What you need to do:
Any pictures in the records below should be skipped; write out everything else exactly.

Collected data entries:
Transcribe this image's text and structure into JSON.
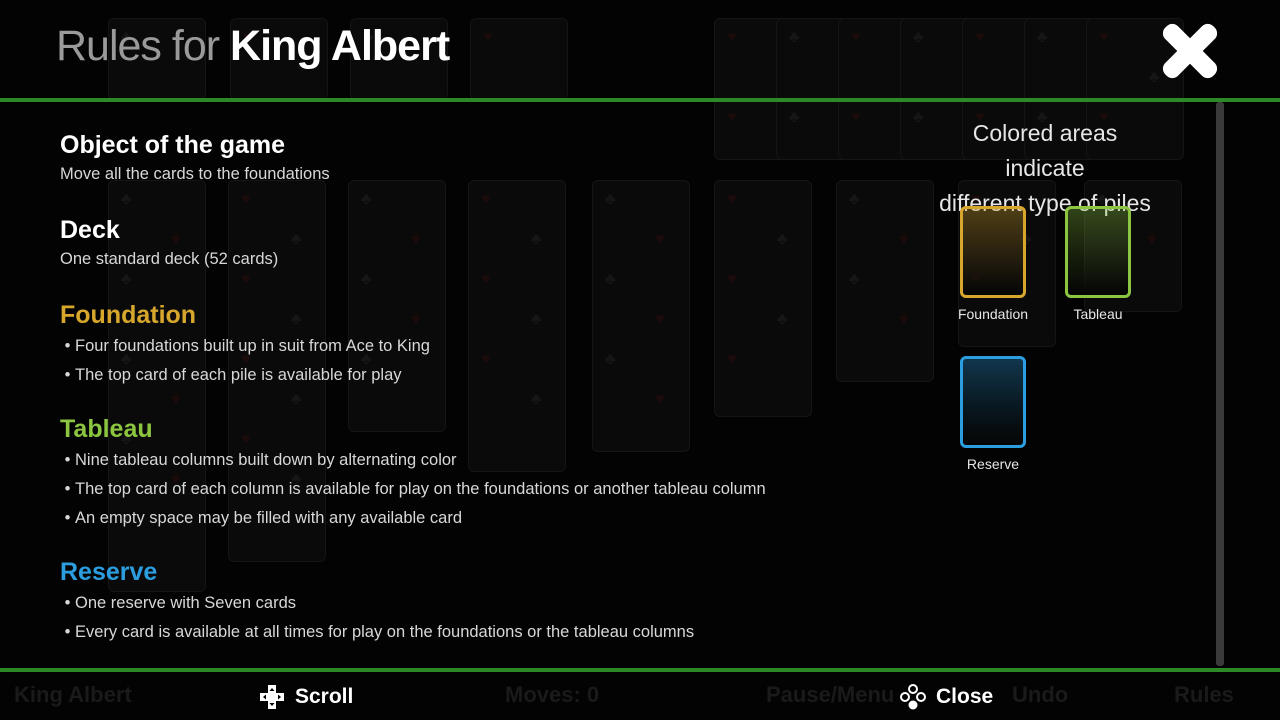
{
  "header": {
    "title_prefix": "Rules for",
    "title_name": "King Albert"
  },
  "sections": {
    "object": {
      "title": "Object of the game",
      "description": "Move all the cards to the foundations",
      "color": "#ffffff"
    },
    "deck": {
      "title": "Deck",
      "description": "One standard deck (52 cards)",
      "color": "#ffffff"
    },
    "foundation": {
      "title": "Foundation",
      "color": "#d6a72c",
      "items": [
        "Four foundations built up in suit from Ace to King",
        "The top card of each pile is available for play"
      ]
    },
    "tableau": {
      "title": "Tableau",
      "color": "#8cc540",
      "items": [
        "Nine tableau columns built down by alternating color",
        "The top card of each column is available for play on the foundations or another tableau column",
        "An empty space may be filled with any available card"
      ]
    },
    "reserve": {
      "title": "Reserve",
      "color": "#2c9ee0",
      "items": [
        "One reserve with Seven cards",
        "Every card is available at all times for play on the foundations or the tableau columns"
      ]
    }
  },
  "legend": {
    "caption_line1": "Colored areas indicate",
    "caption_line2": "different type of piles",
    "items": [
      {
        "label": "Foundation",
        "color": "#d6a72c"
      },
      {
        "label": "Tableau",
        "color": "#8cc540"
      },
      {
        "label": "Reserve",
        "color": "#2c9ee0"
      }
    ]
  },
  "footer": {
    "scroll_label": "Scroll",
    "close_label": "Close",
    "ghost_game_name": "King Albert",
    "ghost_moves": "Moves: 0",
    "ghost_pause": "Pause/Menu",
    "ghost_undo": "Undo",
    "ghost_rules": "Rules"
  },
  "colors": {
    "accent_line": "#2b8a25",
    "foundation": "#d6a72c",
    "tableau": "#8cc540",
    "reserve": "#2c9ee0"
  },
  "icons": {
    "close": "close-x-icon",
    "scroll": "dpad-icon",
    "close_action": "face-buttons-icon"
  }
}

Expected answer:
Transcribe this image's text and structure into JSON.
{
  "header": {
    "title_prefix": "Rules for",
    "title_name": "King Albert"
  },
  "sections": {
    "object": {
      "title": "Object of the game",
      "description": "Move all the cards to the foundations",
      "color": "#ffffff"
    },
    "deck": {
      "title": "Deck",
      "description": "One standard deck (52 cards)",
      "color": "#ffffff"
    },
    "foundation": {
      "title": "Foundation",
      "color": "#d6a72c",
      "items": [
        "Four foundations built up in suit from Ace to King",
        "The top card of each pile is available for play"
      ]
    },
    "tableau": {
      "title": "Tableau",
      "color": "#8cc540",
      "items": [
        "Nine tableau columns built down by alternating color",
        "The top card of each column is available for play on the foundations or another tableau column",
        "An empty space may be filled with any available card"
      ]
    },
    "reserve": {
      "title": "Reserve",
      "color": "#2c9ee0",
      "items": [
        "One reserve with Seven cards",
        "Every card is available at all times for play on the foundations or the tableau columns"
      ]
    }
  },
  "legend": {
    "caption_line1": "Colored areas indicate",
    "caption_line2": "different type of piles",
    "items": [
      {
        "label": "Foundation",
        "color": "#d6a72c"
      },
      {
        "label": "Tableau",
        "color": "#8cc540"
      },
      {
        "label": "Reserve",
        "color": "#2c9ee0"
      }
    ]
  },
  "footer": {
    "scroll_label": "Scroll",
    "close_label": "Close",
    "ghost_game_name": "King Albert",
    "ghost_moves": "Moves: 0",
    "ghost_pause": "Pause/Menu",
    "ghost_undo": "Undo",
    "ghost_rules": "Rules"
  },
  "colors": {
    "accent_line": "#2b8a25",
    "foundation": "#d6a72c",
    "tableau": "#8cc540",
    "reserve": "#2c9ee0"
  },
  "icons": {
    "close": "close-x-icon",
    "scroll": "dpad-icon",
    "close_action": "face-buttons-icon"
  }
}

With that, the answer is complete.